# START OF DATA TO USE

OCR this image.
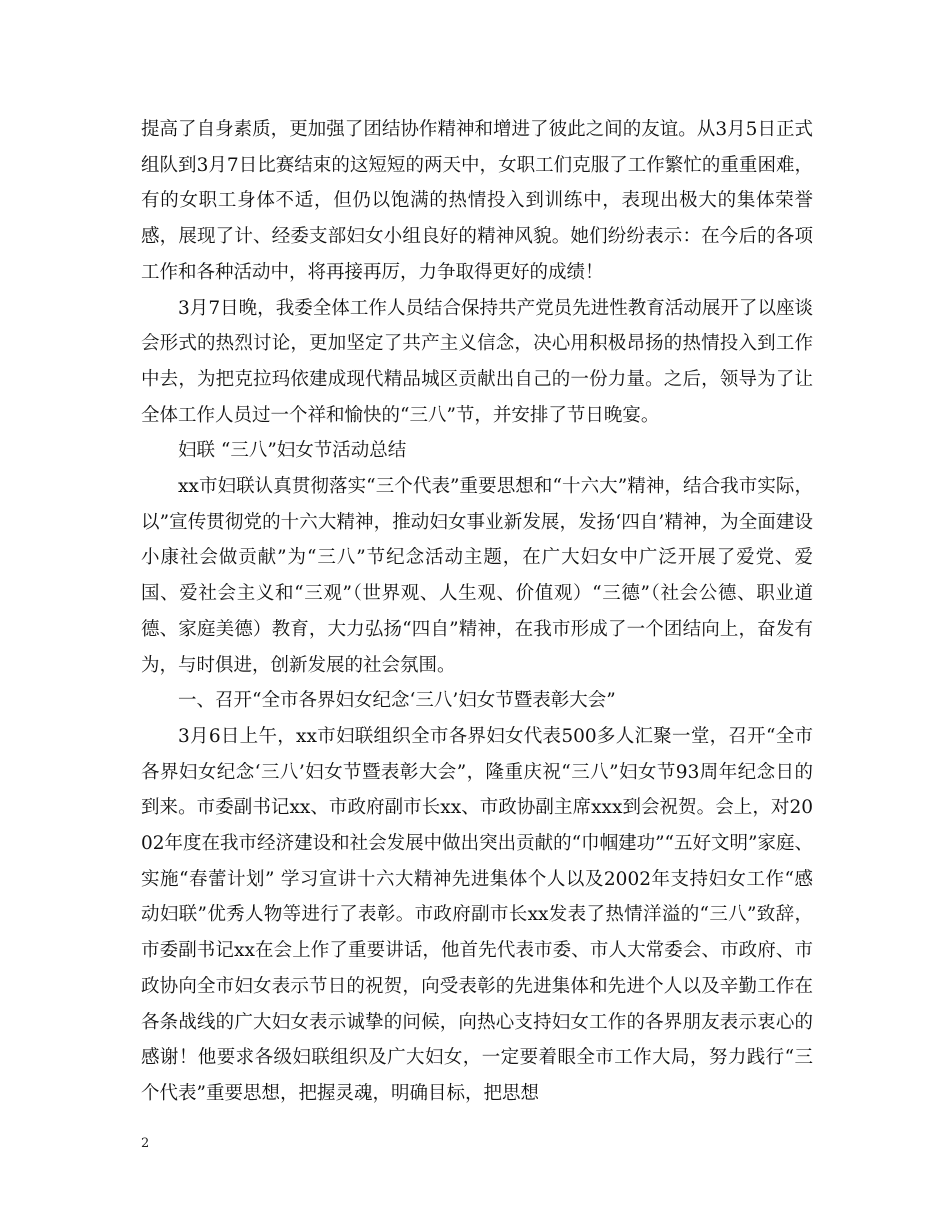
提高了自身素质，更加强了团结协作精神和增进了彼此之间的友谊。从3月5日正式组队到3月7日比赛结束的这短短的两天中，女职工们克服了工作繁忙的重重困难，有的女职工身体不适，但仍以饱满的热情投入到训练中，表现出极大的集体荣誉感，展现了计、经委支部妇女小组良好的精神风貌。她们纷纷表示：在今后的各项工作和各种活动中，将再接再厉，力争取得更好的成绩！

3月7日晚，我委全体工作人员结合保持共产党员先进性教育活动展开了以座谈会形式的热烈讨论，更加坚定了共产主义信念，决心用积极昂扬的热情投入到工作中去，为把克拉玛依建成现代精品城区贡献出自己的一份力量。之后，领导为了让全体工作人员过一个祥和愉快的“三八”节，并安排了节日晚宴。

妇联 “三八”妇女节活动总结

xx市妇联认真贯彻落实“三个代表”重要思想和“十六大”精神，结合我市实际，以”宣传贯彻党的十六大精神，推动妇女事业新发展，发扬‘四自’精神，为全面建设小康社会做贡献”为“三八”节纪念活动主题，在广大妇女中广泛开展了爱党、爱国、爱社会主义和“三观”（世界观、人生观、价值观）“三德”（社会公德、职业道德、家庭美德）教育，大力弘扬“四自”精神，在我市形成了一个团结向上，奋发有为，与时俱进，创新发展的社会氛围。

一、召开“全市各界妇女纪念‘三八’妇女节暨表彰大会”

3月6日上午，xx市妇联组织全市各界妇女代表500多人汇聚一堂，召开“全市各界妇女纪念‘三八’妇女节暨表彰大会”，隆重庆祝“三八”妇女节93周年纪念日的到来。市委副书记xx、市政府副市长xx、市政协副主席xxx到会祝贺。会上，对2002年度在我市经济建设和社会发展中做出突出贡献的“巾帼建功”“五好文明”家庭、实施“春蕾计划” 学习宣讲十六大精神先进集体个人以及2002年支持妇女工作“感动妇联”优秀人物等进行了表彰。市政府副市长xx发表了热情洋溢的“三八”致辞，市委副书记xx在会上作了重要讲话，他首先代表市委、市人大常委会、市政府、市政协向全市妇女表示节日的祝贺，向受表彰的先进集体和先进个人以及辛勤工作在各条战线的广大妇女表示诚挚的问候，向热心支持妇女工作的各界朋友表示衷心的感谢！他要求各级妇联组织及广大妇女，一定要着眼全市工作大局，努力践行“三个代表”重要思想，把握灵魂，明确目标，把思想

2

# END OF DATA TO USE

WRITTEN EXERCISE = Reproduce the whole listing word for word, setting aside any pictures.

TASK RESULT =
OCR this image.
提高了自身素质，更加强了团结协作精神和增进了彼此之间的友谊。从3月5日正式组队到3月7日比赛结束的这短短的两天中，女职工们克服了工作繁忙的重重困难，有的女职工身体不适，但仍以饱满的热情投入到训练中，表现出极大的集体荣誉感，展现了计、经委支部妇女小组良好的精神风貌。她们纷纷表示：在今后的各项工作和各种活动中，将再接再厉，力争取得更好的成绩！

3月7日晚，我委全体工作人员结合保持共产党员先进性教育活动展开了以座谈会形式的热烈讨论，更加坚定了共产主义信念，决心用积极昂扬的热情投入到工作中去，为把克拉玛依建成现代精品城区贡献出自己的一份力量。之后，领导为了让全体工作人员过一个祥和愉快的“三八”节，并安排了节日晚宴。

妇联 “三八”妇女节活动总结

xx市妇联认真贯彻落实“三个代表”重要思想和“十六大”精神，结合我市实际，以”宣传贯彻党的十六大精神，推动妇女事业新发展，发扬‘四自’精神，为全面建设小康社会做贡献”为“三八”节纪念活动主题，在广大妇女中广泛开展了爱党、爱国、爱社会主义和“三观”（世界观、人生观、价值观）“三德”（社会公德、职业道德、家庭美德）教育，大力弘扬“四自”精神，在我市形成了一个团结向上，奋发有为，与时俱进，创新发展的社会氛围。

一、召开“全市各界妇女纪念‘三八’妇女节暨表彰大会”

3月6日上午，xx市妇联组织全市各界妇女代表500多人汇聚一堂，召开“全市各界妇女纪念‘三八’妇女节暨表彰大会”，隆重庆祝“三八”妇女节93周年纪念日的到来。市委副书记xx、市政府副市长xx、市政协副主席xxx到会祝贺。会上，对2002年度在我市经济建设和社会发展中做出突出贡献的“巾帼建功”“五好文明”家庭、实施“春蕾计划” 学习宣讲十六大精神先进集体个人以及2002年支持妇女工作“感动妇联”优秀人物等进行了表彰。市政府副市长xx发表了热情洋溢的“三八”致辞，市委副书记xx在会上作了重要讲话，他首先代表市委、市人大常委会、市政府、市政协向全市妇女表示节日的祝贺，向受表彰的先进集体和先进个人以及辛勤工作在各条战线的广大妇女表示诚挚的问候，向热心支持妇女工作的各界朋友表示衷心的感谢！他要求各级妇联组织及广大妇女，一定要着眼全市工作大局，努力践行“三个代表”重要思想，把握灵魂，明确目标，把思想

2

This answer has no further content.